» Exercise: What is the number of lines containing the word "screenshot"? Please answer with that number and nothing more.

━━ Listed records ━━

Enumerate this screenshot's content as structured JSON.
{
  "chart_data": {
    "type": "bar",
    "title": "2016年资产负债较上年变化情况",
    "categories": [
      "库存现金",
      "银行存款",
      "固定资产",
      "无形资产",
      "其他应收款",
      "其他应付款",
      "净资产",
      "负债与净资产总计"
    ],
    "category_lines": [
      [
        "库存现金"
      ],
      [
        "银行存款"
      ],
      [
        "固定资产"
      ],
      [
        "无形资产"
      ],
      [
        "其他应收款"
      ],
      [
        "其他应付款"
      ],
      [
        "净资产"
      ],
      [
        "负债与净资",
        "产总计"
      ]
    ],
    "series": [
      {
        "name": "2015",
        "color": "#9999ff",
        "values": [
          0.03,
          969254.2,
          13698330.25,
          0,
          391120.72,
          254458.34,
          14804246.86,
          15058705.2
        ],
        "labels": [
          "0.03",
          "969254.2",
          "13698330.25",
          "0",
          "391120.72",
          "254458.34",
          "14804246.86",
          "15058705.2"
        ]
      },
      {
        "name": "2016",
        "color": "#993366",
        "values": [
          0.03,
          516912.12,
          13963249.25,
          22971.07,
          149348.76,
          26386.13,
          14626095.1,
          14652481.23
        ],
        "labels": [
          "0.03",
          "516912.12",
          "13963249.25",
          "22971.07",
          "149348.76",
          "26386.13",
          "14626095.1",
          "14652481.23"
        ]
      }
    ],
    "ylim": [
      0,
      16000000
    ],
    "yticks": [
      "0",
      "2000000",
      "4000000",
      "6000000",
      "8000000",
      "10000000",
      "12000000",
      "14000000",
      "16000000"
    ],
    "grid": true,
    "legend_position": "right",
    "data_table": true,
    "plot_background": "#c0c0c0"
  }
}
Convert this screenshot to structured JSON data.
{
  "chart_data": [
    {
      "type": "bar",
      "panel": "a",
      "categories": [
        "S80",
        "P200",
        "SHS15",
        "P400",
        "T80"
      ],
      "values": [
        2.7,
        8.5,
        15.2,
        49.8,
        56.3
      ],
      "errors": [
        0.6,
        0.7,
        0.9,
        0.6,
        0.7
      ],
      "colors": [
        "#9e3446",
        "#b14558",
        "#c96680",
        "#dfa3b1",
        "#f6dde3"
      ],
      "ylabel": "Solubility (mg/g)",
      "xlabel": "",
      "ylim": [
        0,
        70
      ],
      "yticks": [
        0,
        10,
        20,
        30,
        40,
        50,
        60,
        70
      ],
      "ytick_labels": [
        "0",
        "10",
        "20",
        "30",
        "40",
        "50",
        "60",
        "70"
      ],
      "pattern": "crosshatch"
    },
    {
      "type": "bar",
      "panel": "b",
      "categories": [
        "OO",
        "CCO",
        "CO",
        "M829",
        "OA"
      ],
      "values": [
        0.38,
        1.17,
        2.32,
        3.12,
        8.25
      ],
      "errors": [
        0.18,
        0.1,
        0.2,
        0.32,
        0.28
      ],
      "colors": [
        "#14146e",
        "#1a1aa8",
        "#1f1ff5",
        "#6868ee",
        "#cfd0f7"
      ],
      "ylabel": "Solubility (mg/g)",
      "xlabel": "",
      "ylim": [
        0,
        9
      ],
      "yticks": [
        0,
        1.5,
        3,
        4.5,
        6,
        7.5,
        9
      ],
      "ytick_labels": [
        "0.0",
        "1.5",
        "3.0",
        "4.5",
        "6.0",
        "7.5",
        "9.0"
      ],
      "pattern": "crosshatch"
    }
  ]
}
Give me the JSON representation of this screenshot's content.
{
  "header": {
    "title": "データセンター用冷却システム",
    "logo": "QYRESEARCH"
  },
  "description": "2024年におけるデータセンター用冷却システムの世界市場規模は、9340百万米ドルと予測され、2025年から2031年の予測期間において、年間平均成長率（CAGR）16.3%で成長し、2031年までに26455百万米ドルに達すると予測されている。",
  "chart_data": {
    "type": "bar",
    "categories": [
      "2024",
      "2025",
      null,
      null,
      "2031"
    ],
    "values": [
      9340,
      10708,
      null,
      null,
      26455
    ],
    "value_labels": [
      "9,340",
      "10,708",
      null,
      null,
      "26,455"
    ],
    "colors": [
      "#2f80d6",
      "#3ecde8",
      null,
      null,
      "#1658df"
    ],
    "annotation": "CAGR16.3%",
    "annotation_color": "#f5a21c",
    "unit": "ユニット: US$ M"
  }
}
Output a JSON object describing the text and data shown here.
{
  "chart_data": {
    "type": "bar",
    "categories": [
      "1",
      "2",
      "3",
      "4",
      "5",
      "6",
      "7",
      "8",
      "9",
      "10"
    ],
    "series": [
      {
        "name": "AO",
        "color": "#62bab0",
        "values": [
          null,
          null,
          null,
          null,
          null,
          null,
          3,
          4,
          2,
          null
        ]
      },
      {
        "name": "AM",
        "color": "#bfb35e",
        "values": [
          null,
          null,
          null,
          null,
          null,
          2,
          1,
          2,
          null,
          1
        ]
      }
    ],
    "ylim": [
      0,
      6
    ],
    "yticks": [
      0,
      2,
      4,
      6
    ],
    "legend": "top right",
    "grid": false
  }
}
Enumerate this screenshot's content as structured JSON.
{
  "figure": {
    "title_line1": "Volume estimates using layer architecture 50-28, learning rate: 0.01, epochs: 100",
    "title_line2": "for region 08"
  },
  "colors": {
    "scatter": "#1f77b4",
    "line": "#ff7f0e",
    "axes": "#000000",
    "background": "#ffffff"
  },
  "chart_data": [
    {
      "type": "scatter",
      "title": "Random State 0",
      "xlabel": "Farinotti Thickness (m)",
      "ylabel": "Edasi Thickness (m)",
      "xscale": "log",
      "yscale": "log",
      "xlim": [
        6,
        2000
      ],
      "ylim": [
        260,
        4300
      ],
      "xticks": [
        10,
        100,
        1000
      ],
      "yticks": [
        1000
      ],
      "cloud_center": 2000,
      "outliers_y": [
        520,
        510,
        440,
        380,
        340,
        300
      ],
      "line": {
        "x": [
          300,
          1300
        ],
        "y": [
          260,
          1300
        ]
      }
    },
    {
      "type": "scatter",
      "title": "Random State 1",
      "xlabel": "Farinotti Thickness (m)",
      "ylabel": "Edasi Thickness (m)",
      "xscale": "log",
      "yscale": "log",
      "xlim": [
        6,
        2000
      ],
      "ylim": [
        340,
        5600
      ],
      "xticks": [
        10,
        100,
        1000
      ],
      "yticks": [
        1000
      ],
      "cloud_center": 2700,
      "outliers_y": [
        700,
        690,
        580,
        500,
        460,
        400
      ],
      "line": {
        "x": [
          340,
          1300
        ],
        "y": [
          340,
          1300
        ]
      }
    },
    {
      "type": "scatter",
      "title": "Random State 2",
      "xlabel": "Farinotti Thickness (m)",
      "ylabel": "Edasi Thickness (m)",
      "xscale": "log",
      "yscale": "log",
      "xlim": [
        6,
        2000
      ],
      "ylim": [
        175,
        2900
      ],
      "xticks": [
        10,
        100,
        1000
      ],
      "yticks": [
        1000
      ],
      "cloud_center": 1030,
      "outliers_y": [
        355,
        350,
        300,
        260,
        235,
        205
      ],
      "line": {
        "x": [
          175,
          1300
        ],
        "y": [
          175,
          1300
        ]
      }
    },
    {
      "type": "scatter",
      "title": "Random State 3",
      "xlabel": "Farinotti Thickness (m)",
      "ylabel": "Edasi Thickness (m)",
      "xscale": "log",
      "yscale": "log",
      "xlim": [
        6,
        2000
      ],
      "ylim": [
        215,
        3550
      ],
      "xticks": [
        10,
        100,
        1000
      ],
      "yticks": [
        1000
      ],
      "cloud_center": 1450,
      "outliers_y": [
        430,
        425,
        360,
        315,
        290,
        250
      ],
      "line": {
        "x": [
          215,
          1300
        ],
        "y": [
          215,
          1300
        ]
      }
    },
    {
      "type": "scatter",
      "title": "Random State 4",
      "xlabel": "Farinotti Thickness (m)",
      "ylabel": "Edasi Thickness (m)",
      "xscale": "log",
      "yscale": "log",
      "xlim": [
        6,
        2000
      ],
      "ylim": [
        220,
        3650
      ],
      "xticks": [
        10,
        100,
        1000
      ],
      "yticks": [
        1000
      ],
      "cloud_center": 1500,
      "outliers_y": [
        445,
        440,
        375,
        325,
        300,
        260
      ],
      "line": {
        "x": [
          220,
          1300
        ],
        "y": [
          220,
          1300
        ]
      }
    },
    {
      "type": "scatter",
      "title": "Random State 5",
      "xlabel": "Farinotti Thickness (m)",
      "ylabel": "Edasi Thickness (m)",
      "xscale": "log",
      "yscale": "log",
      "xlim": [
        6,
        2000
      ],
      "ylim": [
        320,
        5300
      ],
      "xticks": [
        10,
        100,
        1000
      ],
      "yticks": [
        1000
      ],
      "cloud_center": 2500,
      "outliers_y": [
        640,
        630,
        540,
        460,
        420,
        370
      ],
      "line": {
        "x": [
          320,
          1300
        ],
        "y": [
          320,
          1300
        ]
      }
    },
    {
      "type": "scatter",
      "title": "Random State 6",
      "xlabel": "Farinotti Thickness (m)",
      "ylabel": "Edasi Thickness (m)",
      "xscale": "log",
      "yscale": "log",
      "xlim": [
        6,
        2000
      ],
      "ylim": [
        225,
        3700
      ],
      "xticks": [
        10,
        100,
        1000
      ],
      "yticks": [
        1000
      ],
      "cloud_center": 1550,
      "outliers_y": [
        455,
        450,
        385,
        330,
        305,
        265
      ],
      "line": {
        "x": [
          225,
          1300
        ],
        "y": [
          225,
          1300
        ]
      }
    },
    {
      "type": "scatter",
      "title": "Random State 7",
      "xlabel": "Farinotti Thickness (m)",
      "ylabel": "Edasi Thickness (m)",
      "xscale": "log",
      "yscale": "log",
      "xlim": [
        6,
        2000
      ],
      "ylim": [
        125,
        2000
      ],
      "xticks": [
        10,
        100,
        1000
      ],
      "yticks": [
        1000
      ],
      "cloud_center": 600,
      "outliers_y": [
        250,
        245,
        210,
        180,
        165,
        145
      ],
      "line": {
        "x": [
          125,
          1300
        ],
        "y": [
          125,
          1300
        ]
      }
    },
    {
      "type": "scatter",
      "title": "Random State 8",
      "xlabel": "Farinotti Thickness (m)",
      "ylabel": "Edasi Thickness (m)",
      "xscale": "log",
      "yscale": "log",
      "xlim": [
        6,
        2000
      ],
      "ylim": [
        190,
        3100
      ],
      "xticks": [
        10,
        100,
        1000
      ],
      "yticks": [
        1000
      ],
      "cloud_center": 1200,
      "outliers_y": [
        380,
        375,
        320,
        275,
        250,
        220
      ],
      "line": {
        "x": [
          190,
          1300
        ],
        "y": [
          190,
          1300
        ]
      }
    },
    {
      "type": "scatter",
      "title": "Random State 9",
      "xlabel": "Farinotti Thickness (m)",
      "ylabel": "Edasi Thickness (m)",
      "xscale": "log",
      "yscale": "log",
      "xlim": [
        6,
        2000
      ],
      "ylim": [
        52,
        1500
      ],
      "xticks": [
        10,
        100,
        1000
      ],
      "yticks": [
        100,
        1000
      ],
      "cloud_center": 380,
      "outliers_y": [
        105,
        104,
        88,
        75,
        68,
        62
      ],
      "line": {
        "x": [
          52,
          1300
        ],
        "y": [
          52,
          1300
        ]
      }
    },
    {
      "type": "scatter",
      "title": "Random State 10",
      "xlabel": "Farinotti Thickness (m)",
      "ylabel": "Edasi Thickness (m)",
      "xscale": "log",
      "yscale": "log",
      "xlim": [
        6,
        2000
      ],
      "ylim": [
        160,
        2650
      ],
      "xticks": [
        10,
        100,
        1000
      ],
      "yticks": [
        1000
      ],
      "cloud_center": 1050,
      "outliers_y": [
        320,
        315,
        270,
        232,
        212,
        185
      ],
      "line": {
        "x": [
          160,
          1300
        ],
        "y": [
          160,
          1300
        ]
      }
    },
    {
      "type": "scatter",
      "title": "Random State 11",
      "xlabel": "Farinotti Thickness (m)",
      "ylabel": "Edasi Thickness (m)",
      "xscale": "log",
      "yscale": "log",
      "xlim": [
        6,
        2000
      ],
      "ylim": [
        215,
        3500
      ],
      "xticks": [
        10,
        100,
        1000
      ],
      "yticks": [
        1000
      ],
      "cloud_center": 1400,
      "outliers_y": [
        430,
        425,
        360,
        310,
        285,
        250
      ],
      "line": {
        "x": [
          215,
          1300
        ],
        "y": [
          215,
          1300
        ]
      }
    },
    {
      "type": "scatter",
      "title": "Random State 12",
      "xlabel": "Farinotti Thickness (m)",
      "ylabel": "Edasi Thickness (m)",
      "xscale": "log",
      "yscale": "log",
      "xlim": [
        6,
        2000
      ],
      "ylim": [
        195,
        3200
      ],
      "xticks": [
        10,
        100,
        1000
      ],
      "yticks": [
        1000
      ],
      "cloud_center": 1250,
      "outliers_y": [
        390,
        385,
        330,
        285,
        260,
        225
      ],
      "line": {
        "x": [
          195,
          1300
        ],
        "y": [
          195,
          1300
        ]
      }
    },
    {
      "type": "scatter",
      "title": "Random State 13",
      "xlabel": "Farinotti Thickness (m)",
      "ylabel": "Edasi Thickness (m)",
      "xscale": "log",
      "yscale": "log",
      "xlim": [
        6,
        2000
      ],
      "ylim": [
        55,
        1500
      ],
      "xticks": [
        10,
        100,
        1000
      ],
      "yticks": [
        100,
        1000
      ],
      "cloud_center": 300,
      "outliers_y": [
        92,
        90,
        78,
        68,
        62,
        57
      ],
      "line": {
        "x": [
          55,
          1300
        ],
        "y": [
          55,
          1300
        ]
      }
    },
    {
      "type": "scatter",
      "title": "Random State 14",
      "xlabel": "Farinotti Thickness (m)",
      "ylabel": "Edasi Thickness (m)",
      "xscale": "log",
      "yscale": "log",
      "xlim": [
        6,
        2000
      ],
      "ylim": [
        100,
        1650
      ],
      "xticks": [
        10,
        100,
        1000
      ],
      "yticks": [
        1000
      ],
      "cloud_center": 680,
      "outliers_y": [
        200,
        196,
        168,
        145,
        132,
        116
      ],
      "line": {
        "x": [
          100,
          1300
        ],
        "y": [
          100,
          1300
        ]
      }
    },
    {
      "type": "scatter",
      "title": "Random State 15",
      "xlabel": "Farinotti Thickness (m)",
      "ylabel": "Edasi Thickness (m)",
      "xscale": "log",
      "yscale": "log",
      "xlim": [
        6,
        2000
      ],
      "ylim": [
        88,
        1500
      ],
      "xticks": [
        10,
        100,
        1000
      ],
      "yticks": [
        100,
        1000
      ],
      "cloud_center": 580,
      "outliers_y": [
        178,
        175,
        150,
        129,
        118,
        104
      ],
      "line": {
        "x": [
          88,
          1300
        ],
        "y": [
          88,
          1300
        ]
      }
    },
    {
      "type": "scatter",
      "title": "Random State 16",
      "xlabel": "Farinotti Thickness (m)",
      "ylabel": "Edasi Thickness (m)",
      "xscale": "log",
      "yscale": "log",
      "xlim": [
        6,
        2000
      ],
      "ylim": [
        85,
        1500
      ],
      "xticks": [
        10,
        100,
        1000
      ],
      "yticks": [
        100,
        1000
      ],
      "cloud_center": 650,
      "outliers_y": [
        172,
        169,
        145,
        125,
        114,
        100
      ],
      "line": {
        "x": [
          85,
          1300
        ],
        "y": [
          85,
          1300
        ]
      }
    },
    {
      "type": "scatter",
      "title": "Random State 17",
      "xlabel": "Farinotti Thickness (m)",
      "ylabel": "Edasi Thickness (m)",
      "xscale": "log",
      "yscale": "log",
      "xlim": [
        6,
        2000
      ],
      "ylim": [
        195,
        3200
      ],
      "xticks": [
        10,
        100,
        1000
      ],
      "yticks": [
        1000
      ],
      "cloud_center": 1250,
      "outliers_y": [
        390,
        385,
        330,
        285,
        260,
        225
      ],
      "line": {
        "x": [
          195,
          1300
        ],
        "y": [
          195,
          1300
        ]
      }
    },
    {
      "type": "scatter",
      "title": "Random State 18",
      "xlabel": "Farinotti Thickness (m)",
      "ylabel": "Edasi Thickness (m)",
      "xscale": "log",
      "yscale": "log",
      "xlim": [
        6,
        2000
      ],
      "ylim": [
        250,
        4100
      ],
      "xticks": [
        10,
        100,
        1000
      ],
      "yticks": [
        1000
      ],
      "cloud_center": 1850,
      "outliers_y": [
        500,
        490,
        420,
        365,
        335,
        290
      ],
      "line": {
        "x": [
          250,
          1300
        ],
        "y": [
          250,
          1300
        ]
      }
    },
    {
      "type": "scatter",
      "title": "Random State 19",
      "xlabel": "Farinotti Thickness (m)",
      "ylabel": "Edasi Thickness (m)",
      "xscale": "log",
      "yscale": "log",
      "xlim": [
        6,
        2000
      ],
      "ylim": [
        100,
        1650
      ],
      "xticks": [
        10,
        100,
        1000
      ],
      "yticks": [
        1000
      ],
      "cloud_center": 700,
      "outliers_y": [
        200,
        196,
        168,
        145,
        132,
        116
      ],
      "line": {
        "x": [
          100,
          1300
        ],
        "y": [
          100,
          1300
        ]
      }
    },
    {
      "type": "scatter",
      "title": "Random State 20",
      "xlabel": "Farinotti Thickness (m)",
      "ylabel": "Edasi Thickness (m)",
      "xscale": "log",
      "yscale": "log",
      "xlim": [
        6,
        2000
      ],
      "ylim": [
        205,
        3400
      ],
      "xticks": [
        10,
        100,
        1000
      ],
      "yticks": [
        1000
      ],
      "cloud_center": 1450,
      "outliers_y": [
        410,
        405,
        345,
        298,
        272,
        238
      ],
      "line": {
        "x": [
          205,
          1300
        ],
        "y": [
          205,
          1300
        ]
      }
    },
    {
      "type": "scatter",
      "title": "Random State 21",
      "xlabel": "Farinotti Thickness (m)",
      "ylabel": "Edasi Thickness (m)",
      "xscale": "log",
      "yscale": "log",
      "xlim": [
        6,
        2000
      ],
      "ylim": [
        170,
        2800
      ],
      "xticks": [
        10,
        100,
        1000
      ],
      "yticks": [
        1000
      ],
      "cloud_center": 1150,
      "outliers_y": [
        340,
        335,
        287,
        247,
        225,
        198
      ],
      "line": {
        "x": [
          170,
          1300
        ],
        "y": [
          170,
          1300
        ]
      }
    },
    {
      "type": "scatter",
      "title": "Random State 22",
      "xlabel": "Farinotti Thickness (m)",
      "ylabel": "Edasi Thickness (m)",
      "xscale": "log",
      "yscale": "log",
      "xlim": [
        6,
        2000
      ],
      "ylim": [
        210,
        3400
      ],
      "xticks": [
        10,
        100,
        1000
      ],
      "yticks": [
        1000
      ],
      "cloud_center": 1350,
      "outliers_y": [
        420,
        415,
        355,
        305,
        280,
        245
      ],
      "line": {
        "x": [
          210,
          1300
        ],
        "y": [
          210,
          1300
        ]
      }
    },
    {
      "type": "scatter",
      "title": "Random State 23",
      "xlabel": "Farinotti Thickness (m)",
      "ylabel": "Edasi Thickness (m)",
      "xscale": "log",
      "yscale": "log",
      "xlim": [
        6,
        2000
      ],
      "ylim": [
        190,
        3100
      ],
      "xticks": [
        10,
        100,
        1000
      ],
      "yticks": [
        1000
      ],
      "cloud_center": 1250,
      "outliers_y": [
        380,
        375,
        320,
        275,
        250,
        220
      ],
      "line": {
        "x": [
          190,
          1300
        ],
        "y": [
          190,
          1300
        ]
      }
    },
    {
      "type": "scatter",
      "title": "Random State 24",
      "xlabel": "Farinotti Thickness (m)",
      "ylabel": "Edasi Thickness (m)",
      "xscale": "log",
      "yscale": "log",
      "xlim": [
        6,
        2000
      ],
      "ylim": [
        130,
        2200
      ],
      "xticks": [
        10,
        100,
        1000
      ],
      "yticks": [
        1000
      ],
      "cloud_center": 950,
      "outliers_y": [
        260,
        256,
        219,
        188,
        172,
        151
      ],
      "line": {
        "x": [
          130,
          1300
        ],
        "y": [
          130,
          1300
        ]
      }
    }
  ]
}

━━━

» Exercise solution: 4